> [Exercise directions]:
Gather each line containing the string "page" from these entries.
________
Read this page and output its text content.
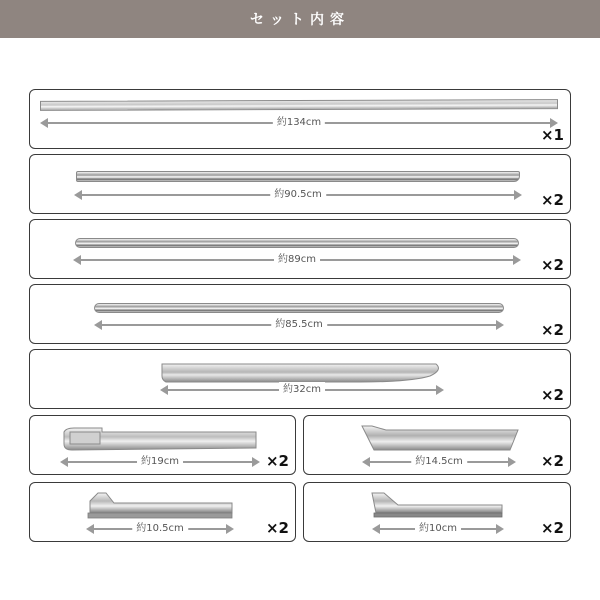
セット内容
約134cm
×1
約90.5cm	×2
約89cm	×2
約85.5cm	×2
約32cm	×2
約19cm	×2	約14.5cm	×2
約10.5cm	×2	約10cm	×2
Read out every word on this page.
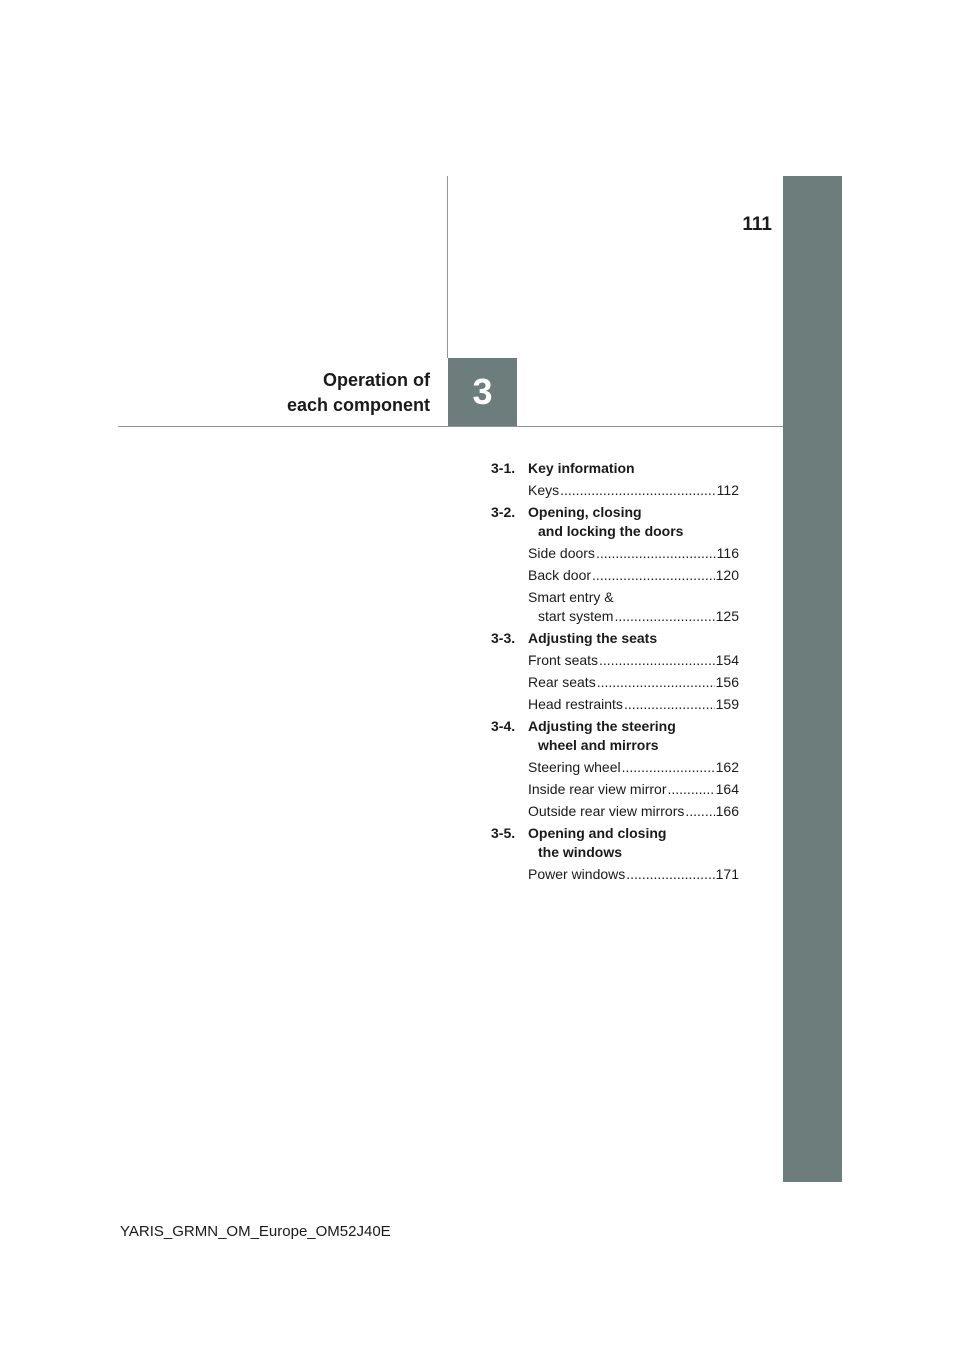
111
3
Operation of
each component
3-1. Key information
Keys .....	112
3-2. Opening, closing
and locking the doors
Side doors .....	116
Back door .....	120
Smart entry &
start system .....	125
3-3. Adjusting the seats
Front seats .....	154
Rear seats .....	156
Head restraints .....	159
3-4. Adjusting the steering
wheel and mirrors
Steering wheel .....	162
Inside rear view mirror .....	164
Outside rear view mirrors ..... 166
3-5. Opening and closing
the windows
Power windows .....	171
YARIS_GRMN_OM_Europe_OM52J40E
________
> [Output of the exercise]:
Read this page and output its text content.
Read out every word on this page.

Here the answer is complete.